Items from a dataset
....
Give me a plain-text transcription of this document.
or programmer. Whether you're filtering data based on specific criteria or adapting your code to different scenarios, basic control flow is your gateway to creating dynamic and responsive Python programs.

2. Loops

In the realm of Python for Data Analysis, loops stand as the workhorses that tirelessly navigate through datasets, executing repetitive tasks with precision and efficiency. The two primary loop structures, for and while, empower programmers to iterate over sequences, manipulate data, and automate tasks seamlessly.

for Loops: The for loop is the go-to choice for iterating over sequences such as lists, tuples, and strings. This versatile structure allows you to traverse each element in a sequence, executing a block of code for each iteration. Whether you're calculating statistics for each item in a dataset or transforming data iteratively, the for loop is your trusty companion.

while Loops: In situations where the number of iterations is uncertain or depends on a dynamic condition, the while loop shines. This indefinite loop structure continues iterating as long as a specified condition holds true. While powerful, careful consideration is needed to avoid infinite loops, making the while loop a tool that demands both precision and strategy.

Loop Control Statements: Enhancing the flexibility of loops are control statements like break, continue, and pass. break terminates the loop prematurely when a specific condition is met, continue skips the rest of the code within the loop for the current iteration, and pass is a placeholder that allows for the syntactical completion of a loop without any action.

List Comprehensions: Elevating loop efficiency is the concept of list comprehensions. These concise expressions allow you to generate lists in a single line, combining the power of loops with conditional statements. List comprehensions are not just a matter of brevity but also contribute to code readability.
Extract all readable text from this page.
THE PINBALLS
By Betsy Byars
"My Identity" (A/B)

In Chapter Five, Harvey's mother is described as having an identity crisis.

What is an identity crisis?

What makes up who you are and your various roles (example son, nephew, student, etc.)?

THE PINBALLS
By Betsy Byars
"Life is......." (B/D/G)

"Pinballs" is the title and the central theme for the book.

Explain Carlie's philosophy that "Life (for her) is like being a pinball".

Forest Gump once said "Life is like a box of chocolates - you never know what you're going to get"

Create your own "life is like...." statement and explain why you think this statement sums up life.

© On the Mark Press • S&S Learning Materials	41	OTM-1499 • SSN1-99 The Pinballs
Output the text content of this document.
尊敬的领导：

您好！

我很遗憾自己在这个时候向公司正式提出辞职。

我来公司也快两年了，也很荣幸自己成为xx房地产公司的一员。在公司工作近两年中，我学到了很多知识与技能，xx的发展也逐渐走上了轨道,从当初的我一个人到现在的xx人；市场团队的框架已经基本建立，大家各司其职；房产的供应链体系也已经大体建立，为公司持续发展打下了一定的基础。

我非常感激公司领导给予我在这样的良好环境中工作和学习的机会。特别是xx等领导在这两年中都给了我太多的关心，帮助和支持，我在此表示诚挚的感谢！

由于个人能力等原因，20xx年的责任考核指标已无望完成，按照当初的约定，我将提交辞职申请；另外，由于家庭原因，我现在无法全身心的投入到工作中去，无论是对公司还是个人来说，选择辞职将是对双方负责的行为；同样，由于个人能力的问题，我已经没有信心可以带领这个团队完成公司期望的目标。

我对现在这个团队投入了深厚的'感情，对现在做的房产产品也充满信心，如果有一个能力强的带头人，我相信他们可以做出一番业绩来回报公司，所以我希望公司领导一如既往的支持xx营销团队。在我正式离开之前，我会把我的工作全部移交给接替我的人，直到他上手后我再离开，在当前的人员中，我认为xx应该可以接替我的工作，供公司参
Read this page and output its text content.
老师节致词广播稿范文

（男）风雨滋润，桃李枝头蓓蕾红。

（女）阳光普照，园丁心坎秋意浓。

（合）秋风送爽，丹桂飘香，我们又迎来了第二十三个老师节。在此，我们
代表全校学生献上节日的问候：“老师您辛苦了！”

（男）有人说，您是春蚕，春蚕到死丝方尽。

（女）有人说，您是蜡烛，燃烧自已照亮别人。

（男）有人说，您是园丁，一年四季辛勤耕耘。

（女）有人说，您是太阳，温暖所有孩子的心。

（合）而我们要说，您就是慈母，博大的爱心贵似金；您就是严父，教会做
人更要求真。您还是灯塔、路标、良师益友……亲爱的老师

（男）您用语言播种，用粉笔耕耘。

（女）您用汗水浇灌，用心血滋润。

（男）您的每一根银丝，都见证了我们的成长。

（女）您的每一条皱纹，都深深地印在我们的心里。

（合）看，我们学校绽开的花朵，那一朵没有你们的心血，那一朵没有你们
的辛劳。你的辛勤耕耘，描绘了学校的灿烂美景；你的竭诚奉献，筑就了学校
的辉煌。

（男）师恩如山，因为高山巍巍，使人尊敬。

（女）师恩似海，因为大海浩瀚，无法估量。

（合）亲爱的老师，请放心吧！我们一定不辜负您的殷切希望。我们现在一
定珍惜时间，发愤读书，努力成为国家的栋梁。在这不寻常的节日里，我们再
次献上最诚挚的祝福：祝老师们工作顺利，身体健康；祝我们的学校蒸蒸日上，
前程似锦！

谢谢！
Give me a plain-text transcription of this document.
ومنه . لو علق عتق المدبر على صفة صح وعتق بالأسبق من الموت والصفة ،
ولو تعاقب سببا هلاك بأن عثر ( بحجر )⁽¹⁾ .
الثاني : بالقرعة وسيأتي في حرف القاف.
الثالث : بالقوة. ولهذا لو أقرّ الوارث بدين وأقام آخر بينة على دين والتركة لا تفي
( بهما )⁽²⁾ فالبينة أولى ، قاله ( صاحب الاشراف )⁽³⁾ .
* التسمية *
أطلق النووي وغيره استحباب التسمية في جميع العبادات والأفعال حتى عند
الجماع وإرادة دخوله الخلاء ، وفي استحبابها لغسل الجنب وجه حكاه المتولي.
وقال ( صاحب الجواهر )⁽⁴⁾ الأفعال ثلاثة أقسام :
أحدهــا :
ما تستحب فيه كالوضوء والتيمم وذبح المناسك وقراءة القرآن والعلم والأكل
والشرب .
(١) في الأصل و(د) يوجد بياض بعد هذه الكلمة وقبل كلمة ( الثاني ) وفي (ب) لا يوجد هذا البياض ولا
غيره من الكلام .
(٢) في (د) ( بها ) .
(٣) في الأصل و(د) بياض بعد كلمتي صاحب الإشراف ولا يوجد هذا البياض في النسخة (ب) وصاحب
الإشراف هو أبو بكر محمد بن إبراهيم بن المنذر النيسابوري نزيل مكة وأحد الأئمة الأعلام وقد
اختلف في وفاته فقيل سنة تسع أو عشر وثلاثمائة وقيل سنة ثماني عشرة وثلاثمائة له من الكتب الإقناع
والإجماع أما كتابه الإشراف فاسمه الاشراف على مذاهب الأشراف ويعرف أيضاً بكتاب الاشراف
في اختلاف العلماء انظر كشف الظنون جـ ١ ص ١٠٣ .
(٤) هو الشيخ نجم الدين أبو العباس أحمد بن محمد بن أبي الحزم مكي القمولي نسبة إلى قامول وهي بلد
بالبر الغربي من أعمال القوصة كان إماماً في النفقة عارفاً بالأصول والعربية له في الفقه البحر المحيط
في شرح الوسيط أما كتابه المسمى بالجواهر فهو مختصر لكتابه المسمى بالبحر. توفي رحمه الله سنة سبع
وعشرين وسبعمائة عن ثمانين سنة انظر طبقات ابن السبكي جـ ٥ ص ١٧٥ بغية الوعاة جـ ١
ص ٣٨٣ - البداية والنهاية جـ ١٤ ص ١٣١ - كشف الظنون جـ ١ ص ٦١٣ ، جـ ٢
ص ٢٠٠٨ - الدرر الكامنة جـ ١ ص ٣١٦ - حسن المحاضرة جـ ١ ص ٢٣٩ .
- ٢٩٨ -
....
• Exercise prompt:
Please restate the data word for word, every record included.

• Result:
Give me a plain-text transcription of this document.
or programmer. Whether you're filtering data based on specific criteria or adapting your code to different scenarios, basic control flow is your gateway to creating dynamic and responsive Python programs.

2. Loops

In the realm of Python for Data Analysis, loops stand as the workhorses that tirelessly navigate through datasets, executing repetitive tasks with precision and efficiency. The two primary loop structures, for and while, empower programmers to iterate over sequences, manipulate data, and automate tasks seamlessly.

for Loops: The for loop is the go-to choice for iterating over sequences such as lists, tuples, and strings. This versatile structure allows you to traverse each element in a sequence, executing a block of code for each iteration. Whether you're calculating statistics for each item in a dataset or transforming data iteratively, the for loop is your trusty companion.

while Loops: In situations where the number of iterations is uncertain or depends on a dynamic condition, the while loop shines. This indefinite loop structure continues iterating as long as a specified condition holds true. While powerful, careful consideration is needed to avoid infinite loops, making the while loop a tool that demands both precision and strategy.

Loop Control Statements: Enhancing the flexibility of loops are control statements like break, continue, and pass. break terminates the loop prematurely when a specific condition is met, continue skips the rest of the code within the loop for the current iteration, and pass is a placeholder that allows for the syntactical completion of a loop without any action.

List Comprehensions: Elevating loop efficiency is the concept of list comprehensions. These concise expressions allow you to generate lists in a single line, combining the power of loops with conditional statements. List comprehensions are not just a matter of brevity but also contribute to code readability.
Extract all readable text from this page.
THE PINBALLS
By Betsy Byars
"My Identity" (A/B)

In Chapter Five, Harvey's mother is described as having an identity crisis.

What is an identity crisis?

What makes up who you are and your various roles (example son, nephew, student, etc.)?

THE PINBALLS
By Betsy Byars
"Life is......." (B/D/G)

"Pinballs" is the title and the central theme for the book.

Explain Carlie's philosophy that "Life (for her) is like being a pinball".

Forest Gump once said "Life is like a box of chocolates - you never know what you're going to get"

Create your own "life is like...." statement and explain why you think this statement sums up life.

© On the Mark Press • S&S Learning Materials	41	OTM-1499 • SSN1-99 The Pinballs
Output the text content of this document.
尊敬的领导：

您好！

我很遗憾自己在这个时候向公司正式提出辞职。

我来公司也快两年了，也很荣幸自己成为xx房地产公司的一员。在公司工作近两年中，我学到了很多知识与技能，xx的发展也逐渐走上了轨道,从当初的我一个人到现在的xx人；市场团队的框架已经基本建立，大家各司其职；房产的供应链体系也已经大体建立，为公司持续发展打下了一定的基础。

我非常感激公司领导给予我在这样的良好环境中工作和学习的机会。特别是xx等领导在这两年中都给了我太多的关心，帮助和支持，我在此表示诚挚的感谢！

由于个人能力等原因，20xx年的责任考核指标已无望完成，按照当初的约定，我将提交辞职申请；另外，由于家庭原因，我现在无法全身心的投入到工作中去，无论是对公司还是个人来说，选择辞职将是对双方负责的行为；同样，由于个人能力的问题，我已经没有信心可以带领这个团队完成公司期望的目标。

我对现在这个团队投入了深厚的'感情，对现在做的房产产品也充满信心，如果有一个能力强的带头人，我相信他们可以做出一番业绩来回报公司，所以我希望公司领导一如既往的支持xx营销团队。在我正式离开之前，我会把我的工作全部移交给接替我的人，直到他上手后我再离开，在当前的人员中，我认为xx应该可以接替我的工作，供公司参
Read this page and output its text content.
老师节致词广播稿范文

（男）风雨滋润，桃李枝头蓓蕾红。

（女）阳光普照，园丁心坎秋意浓。

（合）秋风送爽，丹桂飘香，我们又迎来了第二十三个老师节。在此，我们
代表全校学生献上节日的问候：“老师您辛苦了！”

（男）有人说，您是春蚕，春蚕到死丝方尽。

（女）有人说，您是蜡烛，燃烧自已照亮别人。

（男）有人说，您是园丁，一年四季辛勤耕耘。

（女）有人说，您是太阳，温暖所有孩子的心。

（合）而我们要说，您就是慈母，博大的爱心贵似金；您就是严父，教会做
人更要求真。您还是灯塔、路标、良师益友……亲爱的老师

（男）您用语言播种，用粉笔耕耘。

（女）您用汗水浇灌，用心血滋润。

（男）您的每一根银丝，都见证了我们的成长。

（女）您的每一条皱纹，都深深地印在我们的心里。

（合）看，我们学校绽开的花朵，那一朵没有你们的心血，那一朵没有你们
的辛劳。你的辛勤耕耘，描绘了学校的灿烂美景；你的竭诚奉献，筑就了学校
的辉煌。

（男）师恩如山，因为高山巍巍，使人尊敬。

（女）师恩似海，因为大海浩瀚，无法估量。

（合）亲爱的老师，请放心吧！我们一定不辜负您的殷切希望。我们现在一
定珍惜时间，发愤读书，努力成为国家的栋梁。在这不寻常的节日里，我们再
次献上最诚挚的祝福：祝老师们工作顺利，身体健康；祝我们的学校蒸蒸日上，
前程似锦！

谢谢！
Give me a plain-text transcription of this document.
ومنه . لو علق عتق المدبر على صفة صح وعتق بالأسبق من الموت والصفة ،
ولو تعاقب سببا هلاك بأن عثر ( بحجر )⁽¹⁾ .
الثاني : بالقرعة وسيأتي في حرف القاف.
الثالث : بالقوة. ولهذا لو أقرّ الوارث بدين وأقام آخر بينة على دين والتركة لا تفي
( بهما )⁽²⁾ فالبينة أولى ، قاله ( صاحب الاشراف )⁽³⁾ .
* التسمية *
أطلق النووي وغيره استحباب التسمية في جميع العبادات والأفعال حتى عند
الجماع وإرادة دخوله الخلاء ، وفي استحبابها لغسل الجنب وجه حكاه المتولي.
وقال ( صاحب الجواهر )⁽⁴⁾ الأفعال ثلاثة أقسام :
أحدهــا :
ما تستحب فيه كالوضوء والتيمم وذبح المناسك وقراءة القرآن والعلم والأكل
والشرب .
(١) في الأصل و(د) يوجد بياض بعد هذه الكلمة وقبل كلمة ( الثاني ) وفي (ب) لا يوجد هذا البياض ولا
غيره من الكلام .
(٢) في (د) ( بها ) .
(٣) في الأصل و(د) بياض بعد كلمتي صاحب الإشراف ولا يوجد هذا البياض في النسخة (ب) وصاحب
الإشراف هو أبو بكر محمد بن إبراهيم بن المنذر النيسابوري نزيل مكة وأحد الأئمة الأعلام وقد
اختلف في وفاته فقيل سنة تسع أو عشر وثلاثمائة وقيل سنة ثماني عشرة وثلاثمائة له من الكتب الإقناع
والإجماع أما كتابه الإشراف فاسمه الاشراف على مذاهب الأشراف ويعرف أيضاً بكتاب الاشراف
في اختلاف العلماء انظر كشف الظنون جـ ١ ص ١٠٣ .
(٤) هو الشيخ نجم الدين أبو العباس أحمد بن محمد بن أبي الحزم مكي القمولي نسبة إلى قامول وهي بلد
بالبر الغربي من أعمال القوصة كان إماماً في النفقة عارفاً بالأصول والعربية له في الفقه البحر المحيط
في شرح الوسيط أما كتابه المسمى بالجواهر فهو مختصر لكتابه المسمى بالبحر. توفي رحمه الله سنة سبع
وعشرين وسبعمائة عن ثمانين سنة انظر طبقات ابن السبكي جـ ٥ ص ١٧٥ بغية الوعاة جـ ١
ص ٣٨٣ - البداية والنهاية جـ ١٤ ص ١٣١ - كشف الظنون جـ ١ ص ٦١٣ ، جـ ٢
ص ٢٠٠٨ - الدرر الكامنة جـ ١ ص ٣١٦ - حسن المحاضرة جـ ١ ص ٢٣٩ .
- ٢٩٨ -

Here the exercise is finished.